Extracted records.
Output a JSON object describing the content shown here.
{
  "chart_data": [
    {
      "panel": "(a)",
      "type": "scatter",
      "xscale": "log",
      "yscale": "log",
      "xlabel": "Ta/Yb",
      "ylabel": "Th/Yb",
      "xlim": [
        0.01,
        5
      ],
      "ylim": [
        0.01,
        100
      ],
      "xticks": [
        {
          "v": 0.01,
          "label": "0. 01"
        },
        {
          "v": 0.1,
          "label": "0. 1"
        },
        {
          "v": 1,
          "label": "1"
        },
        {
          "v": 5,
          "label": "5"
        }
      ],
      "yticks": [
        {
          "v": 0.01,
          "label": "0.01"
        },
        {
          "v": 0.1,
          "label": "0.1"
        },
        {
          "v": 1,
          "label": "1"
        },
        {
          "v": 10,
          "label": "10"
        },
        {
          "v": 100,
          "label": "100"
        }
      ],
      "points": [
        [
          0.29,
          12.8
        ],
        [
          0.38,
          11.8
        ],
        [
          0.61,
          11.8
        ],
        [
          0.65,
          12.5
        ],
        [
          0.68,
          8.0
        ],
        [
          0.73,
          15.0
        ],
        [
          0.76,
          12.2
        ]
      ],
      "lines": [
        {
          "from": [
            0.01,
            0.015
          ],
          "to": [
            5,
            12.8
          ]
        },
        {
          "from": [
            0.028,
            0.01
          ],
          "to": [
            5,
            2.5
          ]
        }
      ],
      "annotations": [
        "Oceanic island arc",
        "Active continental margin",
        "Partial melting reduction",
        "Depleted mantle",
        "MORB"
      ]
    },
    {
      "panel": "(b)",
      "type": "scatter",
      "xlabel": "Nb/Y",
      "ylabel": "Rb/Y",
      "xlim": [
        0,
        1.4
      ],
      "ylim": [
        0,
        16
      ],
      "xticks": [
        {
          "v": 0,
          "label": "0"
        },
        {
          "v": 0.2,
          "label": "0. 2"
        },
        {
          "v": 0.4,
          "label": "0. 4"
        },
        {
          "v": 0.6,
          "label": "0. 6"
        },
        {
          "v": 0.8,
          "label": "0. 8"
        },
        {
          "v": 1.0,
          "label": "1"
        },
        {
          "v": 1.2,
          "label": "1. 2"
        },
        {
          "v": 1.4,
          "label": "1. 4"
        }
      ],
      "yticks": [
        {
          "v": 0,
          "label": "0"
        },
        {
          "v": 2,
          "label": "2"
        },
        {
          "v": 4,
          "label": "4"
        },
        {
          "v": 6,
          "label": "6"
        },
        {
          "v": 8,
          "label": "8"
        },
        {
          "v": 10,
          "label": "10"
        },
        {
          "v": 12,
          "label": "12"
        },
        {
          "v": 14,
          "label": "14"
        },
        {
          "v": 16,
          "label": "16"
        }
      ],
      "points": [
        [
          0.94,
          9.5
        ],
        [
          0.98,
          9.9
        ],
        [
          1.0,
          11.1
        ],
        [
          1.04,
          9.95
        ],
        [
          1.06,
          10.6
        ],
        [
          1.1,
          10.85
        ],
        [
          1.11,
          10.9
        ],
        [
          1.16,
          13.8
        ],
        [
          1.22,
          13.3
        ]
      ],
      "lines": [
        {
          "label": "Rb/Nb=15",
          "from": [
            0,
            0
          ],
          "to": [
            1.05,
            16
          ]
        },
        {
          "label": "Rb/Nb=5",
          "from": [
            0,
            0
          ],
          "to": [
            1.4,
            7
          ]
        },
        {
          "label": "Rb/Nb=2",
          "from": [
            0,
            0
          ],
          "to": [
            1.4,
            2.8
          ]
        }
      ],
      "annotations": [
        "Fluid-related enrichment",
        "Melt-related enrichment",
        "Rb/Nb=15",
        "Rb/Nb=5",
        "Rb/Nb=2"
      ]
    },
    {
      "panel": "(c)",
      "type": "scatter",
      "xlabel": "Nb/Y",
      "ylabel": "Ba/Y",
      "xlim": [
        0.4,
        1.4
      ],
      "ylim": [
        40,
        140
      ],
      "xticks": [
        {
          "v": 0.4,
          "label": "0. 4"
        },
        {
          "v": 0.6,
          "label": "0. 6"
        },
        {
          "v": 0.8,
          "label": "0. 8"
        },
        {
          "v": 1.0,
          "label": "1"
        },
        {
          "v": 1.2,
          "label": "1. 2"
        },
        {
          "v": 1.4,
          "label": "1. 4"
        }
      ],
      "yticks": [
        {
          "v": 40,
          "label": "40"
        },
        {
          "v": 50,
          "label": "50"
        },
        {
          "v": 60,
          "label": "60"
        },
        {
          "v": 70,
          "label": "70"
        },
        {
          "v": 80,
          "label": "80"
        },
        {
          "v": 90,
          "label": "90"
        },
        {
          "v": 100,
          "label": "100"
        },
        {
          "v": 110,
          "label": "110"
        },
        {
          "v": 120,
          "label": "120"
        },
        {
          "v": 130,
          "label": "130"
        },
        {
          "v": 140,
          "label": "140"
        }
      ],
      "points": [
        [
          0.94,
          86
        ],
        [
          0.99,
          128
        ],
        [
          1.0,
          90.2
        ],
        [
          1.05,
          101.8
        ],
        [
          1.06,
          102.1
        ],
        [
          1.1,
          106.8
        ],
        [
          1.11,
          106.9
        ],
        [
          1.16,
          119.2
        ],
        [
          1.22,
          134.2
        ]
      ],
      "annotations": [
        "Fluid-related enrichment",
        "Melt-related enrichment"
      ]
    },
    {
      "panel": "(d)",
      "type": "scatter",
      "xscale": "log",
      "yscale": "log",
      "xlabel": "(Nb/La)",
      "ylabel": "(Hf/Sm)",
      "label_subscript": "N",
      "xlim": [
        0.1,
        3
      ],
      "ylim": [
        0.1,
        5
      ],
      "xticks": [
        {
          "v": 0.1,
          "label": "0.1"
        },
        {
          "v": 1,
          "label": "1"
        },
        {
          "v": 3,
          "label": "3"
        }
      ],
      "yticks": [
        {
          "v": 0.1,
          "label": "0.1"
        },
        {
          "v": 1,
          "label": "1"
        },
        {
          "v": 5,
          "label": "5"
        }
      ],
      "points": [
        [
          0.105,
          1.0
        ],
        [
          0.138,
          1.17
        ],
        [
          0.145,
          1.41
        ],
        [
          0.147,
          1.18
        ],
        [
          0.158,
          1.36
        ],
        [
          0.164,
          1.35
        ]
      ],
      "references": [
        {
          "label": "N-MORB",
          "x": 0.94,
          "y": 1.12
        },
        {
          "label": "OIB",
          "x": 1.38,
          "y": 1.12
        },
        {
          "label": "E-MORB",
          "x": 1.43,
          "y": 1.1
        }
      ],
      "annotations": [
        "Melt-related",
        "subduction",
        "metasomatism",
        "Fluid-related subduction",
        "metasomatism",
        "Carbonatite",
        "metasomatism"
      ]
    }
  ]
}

PROBLEM TO SOLVE. Determine how many lines above contain "enrichment" as a word or string. Give the number alone.

THE ANSWER. 4